- _EXERCISE INSTRUCTIONS_
Give only the number of lines where "document" occurs.

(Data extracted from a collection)
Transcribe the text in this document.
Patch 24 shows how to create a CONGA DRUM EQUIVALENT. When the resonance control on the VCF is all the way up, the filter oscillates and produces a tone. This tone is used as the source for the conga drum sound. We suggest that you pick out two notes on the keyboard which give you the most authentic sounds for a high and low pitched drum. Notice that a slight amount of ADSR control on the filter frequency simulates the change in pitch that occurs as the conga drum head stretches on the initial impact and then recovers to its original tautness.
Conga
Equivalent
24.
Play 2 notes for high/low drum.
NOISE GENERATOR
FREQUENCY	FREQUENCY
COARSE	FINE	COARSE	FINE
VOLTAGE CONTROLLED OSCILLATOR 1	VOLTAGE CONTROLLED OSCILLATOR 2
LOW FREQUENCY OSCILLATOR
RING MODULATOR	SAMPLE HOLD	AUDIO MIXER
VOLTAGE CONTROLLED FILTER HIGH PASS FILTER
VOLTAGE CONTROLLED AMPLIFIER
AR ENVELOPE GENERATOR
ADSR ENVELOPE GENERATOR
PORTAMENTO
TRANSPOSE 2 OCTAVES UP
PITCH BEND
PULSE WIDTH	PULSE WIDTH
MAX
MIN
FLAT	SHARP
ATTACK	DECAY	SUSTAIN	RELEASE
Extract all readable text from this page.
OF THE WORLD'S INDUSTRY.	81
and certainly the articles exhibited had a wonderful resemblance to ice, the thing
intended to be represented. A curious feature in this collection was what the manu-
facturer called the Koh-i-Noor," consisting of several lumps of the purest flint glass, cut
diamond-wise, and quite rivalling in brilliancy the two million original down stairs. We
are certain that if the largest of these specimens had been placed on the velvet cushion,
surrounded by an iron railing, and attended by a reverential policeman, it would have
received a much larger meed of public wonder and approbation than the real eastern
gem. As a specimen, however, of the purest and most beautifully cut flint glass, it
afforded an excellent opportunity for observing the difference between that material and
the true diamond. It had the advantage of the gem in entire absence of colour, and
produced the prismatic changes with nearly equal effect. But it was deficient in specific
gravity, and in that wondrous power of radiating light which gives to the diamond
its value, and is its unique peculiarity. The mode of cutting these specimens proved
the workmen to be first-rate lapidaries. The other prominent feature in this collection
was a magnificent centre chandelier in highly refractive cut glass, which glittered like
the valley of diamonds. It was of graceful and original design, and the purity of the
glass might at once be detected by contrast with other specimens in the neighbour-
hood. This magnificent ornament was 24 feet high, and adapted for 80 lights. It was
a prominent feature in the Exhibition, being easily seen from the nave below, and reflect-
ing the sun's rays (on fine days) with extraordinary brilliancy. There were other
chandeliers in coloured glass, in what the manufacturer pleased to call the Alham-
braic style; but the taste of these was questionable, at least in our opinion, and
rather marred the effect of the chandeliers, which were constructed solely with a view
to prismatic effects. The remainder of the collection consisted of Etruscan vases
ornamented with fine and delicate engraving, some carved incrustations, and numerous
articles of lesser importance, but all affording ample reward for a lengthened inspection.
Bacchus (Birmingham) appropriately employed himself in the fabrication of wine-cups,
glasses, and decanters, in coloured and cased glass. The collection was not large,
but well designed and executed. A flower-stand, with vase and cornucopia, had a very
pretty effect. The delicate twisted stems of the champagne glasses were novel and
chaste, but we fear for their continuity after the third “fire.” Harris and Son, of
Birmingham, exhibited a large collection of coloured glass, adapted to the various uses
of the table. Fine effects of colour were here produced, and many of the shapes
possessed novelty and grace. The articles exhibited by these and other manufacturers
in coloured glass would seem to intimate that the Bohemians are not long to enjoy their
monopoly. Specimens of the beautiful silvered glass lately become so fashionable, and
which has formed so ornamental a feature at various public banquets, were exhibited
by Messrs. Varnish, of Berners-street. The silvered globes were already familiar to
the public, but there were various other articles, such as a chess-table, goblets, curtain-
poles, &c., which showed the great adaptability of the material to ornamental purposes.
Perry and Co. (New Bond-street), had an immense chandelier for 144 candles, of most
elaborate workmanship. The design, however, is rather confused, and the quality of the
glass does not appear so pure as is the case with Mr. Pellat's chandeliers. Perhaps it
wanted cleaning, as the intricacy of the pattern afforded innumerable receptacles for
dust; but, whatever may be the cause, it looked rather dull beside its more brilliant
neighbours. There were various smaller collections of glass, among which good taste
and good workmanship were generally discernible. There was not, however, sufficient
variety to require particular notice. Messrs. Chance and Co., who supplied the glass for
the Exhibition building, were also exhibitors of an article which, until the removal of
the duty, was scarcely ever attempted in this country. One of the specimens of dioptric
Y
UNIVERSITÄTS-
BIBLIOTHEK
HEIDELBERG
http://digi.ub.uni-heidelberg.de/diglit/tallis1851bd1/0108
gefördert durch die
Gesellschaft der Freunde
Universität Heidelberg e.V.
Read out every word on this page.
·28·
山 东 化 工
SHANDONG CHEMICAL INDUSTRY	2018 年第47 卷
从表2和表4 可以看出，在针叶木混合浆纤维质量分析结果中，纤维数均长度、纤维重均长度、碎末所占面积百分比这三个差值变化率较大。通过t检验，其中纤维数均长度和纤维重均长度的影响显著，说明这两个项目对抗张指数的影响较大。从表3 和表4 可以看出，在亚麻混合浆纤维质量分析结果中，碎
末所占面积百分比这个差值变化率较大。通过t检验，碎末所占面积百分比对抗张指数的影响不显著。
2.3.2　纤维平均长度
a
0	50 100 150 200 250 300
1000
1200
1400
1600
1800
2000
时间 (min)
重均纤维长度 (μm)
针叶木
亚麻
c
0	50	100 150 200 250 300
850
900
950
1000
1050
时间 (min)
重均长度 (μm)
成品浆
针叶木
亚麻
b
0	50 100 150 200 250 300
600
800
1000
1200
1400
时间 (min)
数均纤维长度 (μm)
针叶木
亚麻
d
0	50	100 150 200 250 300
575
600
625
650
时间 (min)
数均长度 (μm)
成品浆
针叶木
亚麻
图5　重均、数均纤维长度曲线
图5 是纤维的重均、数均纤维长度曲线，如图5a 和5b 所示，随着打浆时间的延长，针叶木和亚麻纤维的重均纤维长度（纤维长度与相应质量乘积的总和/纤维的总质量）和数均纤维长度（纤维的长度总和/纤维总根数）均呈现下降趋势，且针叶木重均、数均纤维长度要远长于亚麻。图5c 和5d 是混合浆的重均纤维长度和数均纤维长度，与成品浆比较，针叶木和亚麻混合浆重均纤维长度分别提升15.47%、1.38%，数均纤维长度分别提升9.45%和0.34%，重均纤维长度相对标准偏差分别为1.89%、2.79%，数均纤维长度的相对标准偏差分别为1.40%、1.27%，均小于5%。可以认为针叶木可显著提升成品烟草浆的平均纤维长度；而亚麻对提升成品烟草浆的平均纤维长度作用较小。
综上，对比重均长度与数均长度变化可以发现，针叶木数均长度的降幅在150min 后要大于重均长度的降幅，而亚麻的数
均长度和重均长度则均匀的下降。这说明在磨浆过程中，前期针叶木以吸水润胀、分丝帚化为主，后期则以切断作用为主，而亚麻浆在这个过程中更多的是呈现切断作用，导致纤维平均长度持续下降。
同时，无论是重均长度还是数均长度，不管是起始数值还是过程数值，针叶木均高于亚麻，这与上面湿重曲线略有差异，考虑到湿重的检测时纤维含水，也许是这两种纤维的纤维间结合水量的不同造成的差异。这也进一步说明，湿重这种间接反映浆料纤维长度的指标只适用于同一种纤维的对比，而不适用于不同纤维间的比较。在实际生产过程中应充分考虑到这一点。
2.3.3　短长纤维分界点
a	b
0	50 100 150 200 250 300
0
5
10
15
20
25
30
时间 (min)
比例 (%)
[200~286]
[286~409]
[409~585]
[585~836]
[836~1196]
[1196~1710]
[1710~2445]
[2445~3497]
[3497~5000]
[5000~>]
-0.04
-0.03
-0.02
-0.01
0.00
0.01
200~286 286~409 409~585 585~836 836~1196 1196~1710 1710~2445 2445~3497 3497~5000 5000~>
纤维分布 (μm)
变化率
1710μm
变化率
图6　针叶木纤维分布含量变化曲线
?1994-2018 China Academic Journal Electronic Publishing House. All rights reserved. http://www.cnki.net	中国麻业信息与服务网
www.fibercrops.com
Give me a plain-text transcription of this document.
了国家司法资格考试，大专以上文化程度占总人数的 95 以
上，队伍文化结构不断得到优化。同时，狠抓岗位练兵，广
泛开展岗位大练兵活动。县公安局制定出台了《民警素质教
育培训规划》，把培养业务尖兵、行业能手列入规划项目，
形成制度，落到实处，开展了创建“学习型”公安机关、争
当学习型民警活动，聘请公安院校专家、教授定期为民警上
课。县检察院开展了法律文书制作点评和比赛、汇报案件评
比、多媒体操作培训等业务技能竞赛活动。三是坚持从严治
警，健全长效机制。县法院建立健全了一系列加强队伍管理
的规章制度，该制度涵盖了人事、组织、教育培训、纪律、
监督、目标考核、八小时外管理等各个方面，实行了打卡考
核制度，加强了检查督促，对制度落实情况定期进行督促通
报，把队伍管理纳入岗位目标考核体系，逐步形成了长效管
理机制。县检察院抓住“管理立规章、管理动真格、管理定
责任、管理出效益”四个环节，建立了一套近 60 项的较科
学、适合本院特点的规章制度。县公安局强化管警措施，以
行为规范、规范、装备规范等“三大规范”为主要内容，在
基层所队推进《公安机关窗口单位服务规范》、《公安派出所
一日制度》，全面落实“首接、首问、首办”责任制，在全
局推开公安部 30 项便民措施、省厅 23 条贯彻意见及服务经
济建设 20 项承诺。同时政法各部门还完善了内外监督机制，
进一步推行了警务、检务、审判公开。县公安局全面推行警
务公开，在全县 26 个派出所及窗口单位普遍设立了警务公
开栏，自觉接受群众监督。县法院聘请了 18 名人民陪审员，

- _IN RESPONSE_
2